Es del Nuevo Testamento en particular que debemos esperar a recibir nuestras instrucciones tocantes a la organización y las reglas de la Iglesia durante el período de su humillación y de su sacrificio. El hecho de que estas reglas no se encuentran condensadas no debe impedirnos de esperar y de encontrar que constituyan sin embargo un sistema completo. Debemos luchar contra la espera natural de nuestro juicio torcido concerniente a las leyes, y recordar que los miembros de la Iglesia como hijos de Dios reciben una “ley perfecta de libertad” porque no son en lo sucesivo más servidores, sino hijos; los hijos de Dios deben aprender el uso de la libertad de los hijos y, por este medio, al grado más alto, su obediencia absoluta a la ley y a los principios de amor.

El Apóstol nos describe una imagen de la Nueva Creación que ilustra el tema completo: la de un cuerpo humano cuya cabeza representa al Señor, y las diversas partes y los miembros representan la Iglesia. En 1 Cor. 12, este tema se trata con grandes detalles y de una manera muy simple. La explicación dada es: “Porque así como el cuerpo es uno, y tiene muchos miembros, pero todos los miembros del cuerpo, siendo muchos, son un solo cuerpo, así también Cristo [un solo cuerpo (o compañía) constado de muchos miembros]. Porque por un solo Espíritu fuimos todos bautizados en un cuerpo, sean judíos o griegos, sean esclavos o libres; y a todos se nos dio a beber de un mismo Espíritu”. El Apóstol prosigue llamando la atención en el hecho de que si el buen estado de un cuerpo humano depende de una medida amplia de unidad, de armonía y de cooperación de todos sus miembros, así es con la Iglesia, el cuerpo de Cristo. Si un miembro sufre de dolores, o de degeneración o de malformación, todos los miembros están afectados, si lo quieran o no, y si un miembro es especialmente bendecido o reconfortado o refrescado, todos los demás tienen una parte de las bendiciones. Él observa (v. 23) que procuramos cubrir y esconder las debilidades, las taras, etc. de nuestro cuerpo natural y que procuramos socorrerlo y ayudarlo. Así debería ser con la Iglesia, el cuerpo de Cristo: los miembros más débiles deberían recibir una solicitud especial lo mismo que ser cubiertos por la caridad (el amor) “para que no haya desavenencia en el cuerpo, sino que los miembros todos se preocupen los unos por los otros”, del más humilde tanto como del más favorecido —versículo 25.

◆ EJERCICIOS
A – Según la cita que el pasaje sobre la Iglesia como cuerpo de Cristo toma de 1 Cor. 12, ¿qué grupos de personas fueron bautizados en un solo cuerpo? Enuméralos todos.
B – Prosigue el pasaje sobre la Iglesia como cuerpo de Cristo a partir de su última frase.

◆ DATOS PROPORCIONADOS
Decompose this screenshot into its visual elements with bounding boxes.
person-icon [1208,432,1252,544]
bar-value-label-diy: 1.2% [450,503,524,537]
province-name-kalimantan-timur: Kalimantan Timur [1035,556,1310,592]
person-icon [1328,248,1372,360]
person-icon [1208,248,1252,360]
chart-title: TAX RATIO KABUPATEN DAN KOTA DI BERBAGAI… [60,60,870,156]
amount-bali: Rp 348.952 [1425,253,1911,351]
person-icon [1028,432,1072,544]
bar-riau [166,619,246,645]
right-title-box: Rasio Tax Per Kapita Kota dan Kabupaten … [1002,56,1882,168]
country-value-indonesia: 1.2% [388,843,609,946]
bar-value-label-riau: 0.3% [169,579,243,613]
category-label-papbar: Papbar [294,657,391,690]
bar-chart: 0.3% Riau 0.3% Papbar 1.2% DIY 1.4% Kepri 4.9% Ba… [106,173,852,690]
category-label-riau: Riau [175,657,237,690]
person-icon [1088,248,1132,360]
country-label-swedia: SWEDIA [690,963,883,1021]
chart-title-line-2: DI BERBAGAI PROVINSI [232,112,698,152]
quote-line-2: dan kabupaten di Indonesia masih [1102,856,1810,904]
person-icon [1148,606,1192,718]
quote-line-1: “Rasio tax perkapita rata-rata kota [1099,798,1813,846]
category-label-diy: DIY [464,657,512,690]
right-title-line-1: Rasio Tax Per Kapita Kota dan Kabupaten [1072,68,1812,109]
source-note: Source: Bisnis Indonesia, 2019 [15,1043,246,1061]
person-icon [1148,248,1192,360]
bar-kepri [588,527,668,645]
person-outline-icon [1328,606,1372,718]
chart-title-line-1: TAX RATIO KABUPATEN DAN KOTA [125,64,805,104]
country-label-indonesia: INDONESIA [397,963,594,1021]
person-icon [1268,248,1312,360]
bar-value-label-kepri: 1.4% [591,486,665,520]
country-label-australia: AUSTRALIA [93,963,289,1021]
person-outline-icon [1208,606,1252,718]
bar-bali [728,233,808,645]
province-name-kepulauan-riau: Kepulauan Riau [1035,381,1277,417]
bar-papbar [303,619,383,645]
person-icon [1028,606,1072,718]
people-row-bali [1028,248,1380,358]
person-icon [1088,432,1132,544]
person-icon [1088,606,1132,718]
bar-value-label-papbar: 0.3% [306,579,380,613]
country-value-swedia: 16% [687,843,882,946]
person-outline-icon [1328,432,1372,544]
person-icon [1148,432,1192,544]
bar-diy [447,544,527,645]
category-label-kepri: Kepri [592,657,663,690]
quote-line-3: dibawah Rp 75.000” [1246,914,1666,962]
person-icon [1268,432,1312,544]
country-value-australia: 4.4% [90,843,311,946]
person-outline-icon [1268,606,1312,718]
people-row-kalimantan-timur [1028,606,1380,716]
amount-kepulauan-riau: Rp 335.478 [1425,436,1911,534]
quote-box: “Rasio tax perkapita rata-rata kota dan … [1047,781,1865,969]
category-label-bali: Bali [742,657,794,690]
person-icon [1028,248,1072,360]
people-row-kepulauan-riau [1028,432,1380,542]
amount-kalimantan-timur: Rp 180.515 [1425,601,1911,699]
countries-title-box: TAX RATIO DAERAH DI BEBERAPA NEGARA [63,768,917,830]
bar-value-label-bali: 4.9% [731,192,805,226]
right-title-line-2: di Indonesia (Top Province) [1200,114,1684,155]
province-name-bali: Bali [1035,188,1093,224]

◆ SOLUCIONES
A – Judíos, griegos, esclavos y libres.

B –
Según lo que precede, la organización de la Iglesia hecha por el Señor, es verdaderamente una organización muy completa, pero lo es en gracia como en la naturaleza: donde la organización es completa, no hay necesidad en absoluto de horcates ni de vendas. Un árbol es totalmente organizado y forma un todo desde la extremidad de las ramas hasta las raíces, y por eso las ramas no son tenidas por ataderos especiales o por cuerdas, o tablillas o reglamentos y leyes escritas; así es para el cuerpo de Cristo. Si sus diversos miembros son convenientemente adaptados, concedidos y unidos según las directivas dadas por el Señor, no es necesario de ninguna manera de tener cuerdas, horcates o tablillas para mantener juntos los diversos miembros, es decir, ninguna necesidad de leyes, de credo y de medios humanos impresionantes para reunirlos o mantenerlos juntos. El Espíritu solo es el lazo que une, y siempre y cuando el espíritu de vida queda, una unidad, o acuerdo (conjunto de los miembros) del cuerpo también debe quedar, y esta unión será fuerte o débil según la abundancia del Espíritu del Señor.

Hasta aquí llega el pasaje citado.